══ Supplied data

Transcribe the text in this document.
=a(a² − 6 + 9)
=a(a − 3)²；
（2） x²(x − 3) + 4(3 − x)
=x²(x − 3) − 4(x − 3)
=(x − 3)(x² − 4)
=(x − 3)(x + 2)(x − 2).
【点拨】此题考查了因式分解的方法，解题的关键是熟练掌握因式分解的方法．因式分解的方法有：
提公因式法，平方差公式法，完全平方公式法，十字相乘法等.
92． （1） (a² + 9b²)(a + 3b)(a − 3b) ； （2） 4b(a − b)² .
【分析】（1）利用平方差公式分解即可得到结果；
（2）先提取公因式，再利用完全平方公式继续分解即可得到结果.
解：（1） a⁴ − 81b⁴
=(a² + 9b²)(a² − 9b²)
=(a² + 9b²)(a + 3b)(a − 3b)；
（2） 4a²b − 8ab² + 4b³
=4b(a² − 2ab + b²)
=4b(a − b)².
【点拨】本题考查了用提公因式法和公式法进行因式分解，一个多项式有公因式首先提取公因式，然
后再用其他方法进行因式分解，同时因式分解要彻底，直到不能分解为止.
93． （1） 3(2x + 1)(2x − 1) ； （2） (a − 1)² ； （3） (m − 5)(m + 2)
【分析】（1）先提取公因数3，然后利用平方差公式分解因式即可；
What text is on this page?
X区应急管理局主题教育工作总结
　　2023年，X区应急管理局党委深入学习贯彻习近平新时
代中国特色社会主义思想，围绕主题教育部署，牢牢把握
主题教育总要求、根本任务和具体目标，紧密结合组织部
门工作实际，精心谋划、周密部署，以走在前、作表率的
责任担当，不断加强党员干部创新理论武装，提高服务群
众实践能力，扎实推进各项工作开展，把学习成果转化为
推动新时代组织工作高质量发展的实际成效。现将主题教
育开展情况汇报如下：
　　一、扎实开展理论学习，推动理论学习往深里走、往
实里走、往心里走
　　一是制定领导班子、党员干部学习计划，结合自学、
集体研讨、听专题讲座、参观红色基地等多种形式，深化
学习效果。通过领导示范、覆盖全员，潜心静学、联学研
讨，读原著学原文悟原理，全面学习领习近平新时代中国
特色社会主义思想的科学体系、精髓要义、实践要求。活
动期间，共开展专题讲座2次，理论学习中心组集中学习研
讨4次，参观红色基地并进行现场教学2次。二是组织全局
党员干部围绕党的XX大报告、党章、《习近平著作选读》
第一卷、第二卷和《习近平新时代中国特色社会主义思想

════

Write out exactly the lines starting with the one that holds "What text is on this page?" and running through the last line above.

- _Worked solution_
What text is on this page?
X区应急管理局主题教育工作总结
　　2023年，X区应急管理局党委深入学习贯彻习近平新时
代中国特色社会主义思想，围绕主题教育部署，牢牢把握
主题教育总要求、根本任务和具体目标，紧密结合组织部
门工作实际，精心谋划、周密部署，以走在前、作表率的
责任担当，不断加强党员干部创新理论武装，提高服务群
众实践能力，扎实推进各项工作开展，把学习成果转化为
推动新时代组织工作高质量发展的实际成效。现将主题教
育开展情况汇报如下：
　　一、扎实开展理论学习，推动理论学习往深里走、往
实里走、往心里走
　　一是制定领导班子、党员干部学习计划，结合自学、
集体研讨、听专题讲座、参观红色基地等多种形式，深化
学习效果。通过领导示范、覆盖全员，潜心静学、联学研
讨，读原著学原文悟原理，全面学习领习近平新时代中国
特色社会主义思想的科学体系、精髓要义、实践要求。活
动期间，共开展专题讲座2次，理论学习中心组集中学习研
讨4次，参观红色基地并进行现场教学2次。二是组织全局
党员干部围绕党的XX大报告、党章、《习近平著作选读》
第一卷、第二卷和《习近平新时代中国特色社会主义思想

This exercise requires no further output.